● TO BE DONE
Identify the lines holding "title" and copy them.

(Figure data in JSON)
:::

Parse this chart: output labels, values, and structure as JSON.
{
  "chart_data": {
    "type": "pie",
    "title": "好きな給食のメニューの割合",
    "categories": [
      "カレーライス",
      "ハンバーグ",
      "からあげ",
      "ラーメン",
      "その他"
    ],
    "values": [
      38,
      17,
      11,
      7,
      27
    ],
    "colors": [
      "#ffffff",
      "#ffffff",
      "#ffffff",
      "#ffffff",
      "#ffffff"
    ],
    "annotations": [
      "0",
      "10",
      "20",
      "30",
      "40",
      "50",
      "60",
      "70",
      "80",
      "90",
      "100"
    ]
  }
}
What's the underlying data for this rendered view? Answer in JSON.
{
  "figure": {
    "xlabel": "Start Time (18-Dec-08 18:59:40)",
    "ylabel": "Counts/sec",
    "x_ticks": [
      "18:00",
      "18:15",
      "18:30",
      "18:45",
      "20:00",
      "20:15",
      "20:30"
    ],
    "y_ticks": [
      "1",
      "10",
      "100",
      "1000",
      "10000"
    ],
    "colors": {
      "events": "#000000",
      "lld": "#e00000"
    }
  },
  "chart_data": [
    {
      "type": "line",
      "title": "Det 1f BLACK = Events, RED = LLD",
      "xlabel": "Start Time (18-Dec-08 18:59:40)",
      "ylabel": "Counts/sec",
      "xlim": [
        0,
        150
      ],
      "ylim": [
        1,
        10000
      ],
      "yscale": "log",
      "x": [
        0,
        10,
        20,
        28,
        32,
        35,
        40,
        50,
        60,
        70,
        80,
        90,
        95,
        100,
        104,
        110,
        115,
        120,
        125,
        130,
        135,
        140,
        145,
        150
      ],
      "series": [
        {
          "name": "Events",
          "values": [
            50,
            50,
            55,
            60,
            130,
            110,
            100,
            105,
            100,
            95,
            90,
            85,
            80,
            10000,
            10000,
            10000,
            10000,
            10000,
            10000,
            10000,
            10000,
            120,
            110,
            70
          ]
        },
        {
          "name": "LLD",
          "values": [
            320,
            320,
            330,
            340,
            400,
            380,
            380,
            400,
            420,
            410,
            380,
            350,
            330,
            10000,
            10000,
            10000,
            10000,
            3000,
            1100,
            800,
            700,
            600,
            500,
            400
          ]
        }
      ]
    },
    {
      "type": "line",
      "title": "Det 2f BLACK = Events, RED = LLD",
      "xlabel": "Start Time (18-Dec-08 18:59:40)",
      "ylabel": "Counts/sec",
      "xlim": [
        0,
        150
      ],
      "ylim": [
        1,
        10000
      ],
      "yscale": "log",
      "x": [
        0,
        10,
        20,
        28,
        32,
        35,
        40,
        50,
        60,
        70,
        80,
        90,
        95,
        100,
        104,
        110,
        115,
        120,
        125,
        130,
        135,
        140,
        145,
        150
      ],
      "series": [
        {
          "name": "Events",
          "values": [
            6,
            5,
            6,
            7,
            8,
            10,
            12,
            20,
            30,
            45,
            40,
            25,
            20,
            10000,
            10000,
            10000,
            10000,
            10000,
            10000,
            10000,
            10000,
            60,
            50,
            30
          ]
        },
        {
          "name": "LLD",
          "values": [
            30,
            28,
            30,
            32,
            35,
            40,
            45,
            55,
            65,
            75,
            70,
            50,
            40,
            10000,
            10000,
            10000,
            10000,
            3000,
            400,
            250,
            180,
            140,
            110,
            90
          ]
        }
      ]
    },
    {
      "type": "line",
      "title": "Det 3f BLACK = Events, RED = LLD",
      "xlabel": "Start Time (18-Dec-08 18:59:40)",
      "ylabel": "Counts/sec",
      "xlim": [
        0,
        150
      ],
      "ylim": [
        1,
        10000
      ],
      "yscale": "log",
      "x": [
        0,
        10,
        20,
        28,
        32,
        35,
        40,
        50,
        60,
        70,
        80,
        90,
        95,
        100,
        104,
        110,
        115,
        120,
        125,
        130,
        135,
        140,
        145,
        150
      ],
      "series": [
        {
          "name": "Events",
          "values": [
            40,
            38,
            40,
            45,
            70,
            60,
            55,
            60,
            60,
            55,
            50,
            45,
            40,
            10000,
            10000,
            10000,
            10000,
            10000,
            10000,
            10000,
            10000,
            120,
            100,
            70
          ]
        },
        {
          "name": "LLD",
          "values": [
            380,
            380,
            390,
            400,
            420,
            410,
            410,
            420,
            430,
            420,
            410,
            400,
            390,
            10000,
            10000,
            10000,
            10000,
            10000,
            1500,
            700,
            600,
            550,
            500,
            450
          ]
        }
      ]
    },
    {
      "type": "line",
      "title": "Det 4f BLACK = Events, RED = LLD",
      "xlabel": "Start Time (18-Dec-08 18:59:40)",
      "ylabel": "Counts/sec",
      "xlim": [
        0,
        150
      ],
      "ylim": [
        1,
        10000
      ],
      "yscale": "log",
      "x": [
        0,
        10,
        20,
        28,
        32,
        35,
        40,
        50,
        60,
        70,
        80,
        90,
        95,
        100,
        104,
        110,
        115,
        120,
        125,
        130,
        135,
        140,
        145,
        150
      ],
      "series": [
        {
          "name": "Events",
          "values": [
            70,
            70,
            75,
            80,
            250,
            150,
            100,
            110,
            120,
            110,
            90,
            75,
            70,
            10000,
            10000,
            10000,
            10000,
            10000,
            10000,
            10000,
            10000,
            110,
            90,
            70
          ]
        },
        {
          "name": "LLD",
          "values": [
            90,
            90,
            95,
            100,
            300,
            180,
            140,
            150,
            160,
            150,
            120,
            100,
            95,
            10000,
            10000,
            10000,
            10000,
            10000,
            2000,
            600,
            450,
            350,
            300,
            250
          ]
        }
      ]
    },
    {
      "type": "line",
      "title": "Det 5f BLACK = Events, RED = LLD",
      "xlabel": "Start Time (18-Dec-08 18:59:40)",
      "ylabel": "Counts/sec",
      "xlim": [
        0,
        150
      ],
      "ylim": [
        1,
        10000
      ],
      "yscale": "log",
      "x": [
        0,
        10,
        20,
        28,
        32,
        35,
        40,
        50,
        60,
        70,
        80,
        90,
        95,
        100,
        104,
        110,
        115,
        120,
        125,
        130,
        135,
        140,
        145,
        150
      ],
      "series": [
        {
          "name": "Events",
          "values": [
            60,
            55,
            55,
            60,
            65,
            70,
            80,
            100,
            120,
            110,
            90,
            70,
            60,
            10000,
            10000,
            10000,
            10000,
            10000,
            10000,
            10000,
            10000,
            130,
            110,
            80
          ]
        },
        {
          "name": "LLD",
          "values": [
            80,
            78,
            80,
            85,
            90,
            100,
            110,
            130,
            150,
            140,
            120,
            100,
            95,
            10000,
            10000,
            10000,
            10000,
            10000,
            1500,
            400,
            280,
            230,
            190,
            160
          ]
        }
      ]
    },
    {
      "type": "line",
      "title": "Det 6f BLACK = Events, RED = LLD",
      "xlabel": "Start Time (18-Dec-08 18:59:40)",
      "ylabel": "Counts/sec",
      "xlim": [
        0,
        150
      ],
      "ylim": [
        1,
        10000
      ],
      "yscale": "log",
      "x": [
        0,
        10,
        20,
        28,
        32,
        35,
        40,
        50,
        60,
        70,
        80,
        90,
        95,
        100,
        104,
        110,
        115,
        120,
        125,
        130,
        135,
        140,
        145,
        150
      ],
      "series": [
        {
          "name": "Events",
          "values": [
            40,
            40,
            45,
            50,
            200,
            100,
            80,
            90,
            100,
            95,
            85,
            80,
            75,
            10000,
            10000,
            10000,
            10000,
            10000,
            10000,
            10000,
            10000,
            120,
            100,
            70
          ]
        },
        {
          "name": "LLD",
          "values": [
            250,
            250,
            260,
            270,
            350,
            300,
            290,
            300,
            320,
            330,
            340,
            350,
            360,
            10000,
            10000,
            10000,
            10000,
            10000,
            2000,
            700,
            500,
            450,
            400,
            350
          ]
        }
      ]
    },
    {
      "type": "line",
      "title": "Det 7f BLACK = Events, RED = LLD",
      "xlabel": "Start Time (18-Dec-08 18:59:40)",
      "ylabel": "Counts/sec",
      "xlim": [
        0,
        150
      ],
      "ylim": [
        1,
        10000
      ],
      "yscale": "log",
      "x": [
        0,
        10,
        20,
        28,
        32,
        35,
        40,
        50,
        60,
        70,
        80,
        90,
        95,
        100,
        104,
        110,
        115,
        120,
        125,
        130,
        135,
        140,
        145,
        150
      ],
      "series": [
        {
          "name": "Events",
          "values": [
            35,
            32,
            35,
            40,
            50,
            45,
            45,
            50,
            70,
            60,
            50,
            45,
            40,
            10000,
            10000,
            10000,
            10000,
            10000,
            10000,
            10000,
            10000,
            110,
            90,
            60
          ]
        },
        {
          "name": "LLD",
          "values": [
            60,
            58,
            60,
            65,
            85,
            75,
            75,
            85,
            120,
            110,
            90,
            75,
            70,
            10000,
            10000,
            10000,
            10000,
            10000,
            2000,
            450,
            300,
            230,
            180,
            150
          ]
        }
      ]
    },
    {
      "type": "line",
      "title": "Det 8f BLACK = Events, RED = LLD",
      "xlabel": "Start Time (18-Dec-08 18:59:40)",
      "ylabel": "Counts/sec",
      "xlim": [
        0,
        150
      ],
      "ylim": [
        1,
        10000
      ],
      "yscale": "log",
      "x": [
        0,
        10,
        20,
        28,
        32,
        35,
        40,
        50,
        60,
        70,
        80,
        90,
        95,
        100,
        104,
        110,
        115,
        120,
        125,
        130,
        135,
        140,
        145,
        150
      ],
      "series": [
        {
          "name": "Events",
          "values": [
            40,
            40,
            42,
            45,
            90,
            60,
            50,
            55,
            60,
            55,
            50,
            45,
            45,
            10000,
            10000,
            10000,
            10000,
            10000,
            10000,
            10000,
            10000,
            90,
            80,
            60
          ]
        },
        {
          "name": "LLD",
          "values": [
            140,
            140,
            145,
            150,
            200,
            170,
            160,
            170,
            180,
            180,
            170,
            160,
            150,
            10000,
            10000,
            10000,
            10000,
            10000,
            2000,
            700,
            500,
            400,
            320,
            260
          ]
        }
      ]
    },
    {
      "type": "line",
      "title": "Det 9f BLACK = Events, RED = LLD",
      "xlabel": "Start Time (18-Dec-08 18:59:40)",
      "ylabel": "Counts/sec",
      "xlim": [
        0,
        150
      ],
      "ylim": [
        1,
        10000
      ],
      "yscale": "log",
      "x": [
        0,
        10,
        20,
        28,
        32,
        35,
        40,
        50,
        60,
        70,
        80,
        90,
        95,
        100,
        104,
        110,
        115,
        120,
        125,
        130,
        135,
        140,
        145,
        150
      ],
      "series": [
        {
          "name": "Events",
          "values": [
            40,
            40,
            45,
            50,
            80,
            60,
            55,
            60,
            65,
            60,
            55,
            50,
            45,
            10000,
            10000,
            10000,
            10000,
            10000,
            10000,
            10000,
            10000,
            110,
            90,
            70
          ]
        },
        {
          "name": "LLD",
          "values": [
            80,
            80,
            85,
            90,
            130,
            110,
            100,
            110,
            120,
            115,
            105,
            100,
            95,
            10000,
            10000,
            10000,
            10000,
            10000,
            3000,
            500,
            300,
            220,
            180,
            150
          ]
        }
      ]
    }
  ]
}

:::

● COMPLETE OUTPUT
    "title": "好きな給食のメニューの割合",
      "title": "Det 1f BLACK = Events, RED = LLD",
      "title": "Det 2f BLACK = Events, RED = LLD",
      "title": "Det 3f BLACK = Events, RED = LLD",
      "title": "Det 4f BLACK = Events, RED = LLD",
      "title": "Det 5f BLACK = Events, RED = LLD",
      "title": "Det 6f BLACK = Events, RED = LLD",
      "title": "Det 7f BLACK = Events, RED = LLD",
      "title": "Det 8f BLACK = Events, RED = LLD",
      "title": "Det 9f BLACK = Events, RED = LLD",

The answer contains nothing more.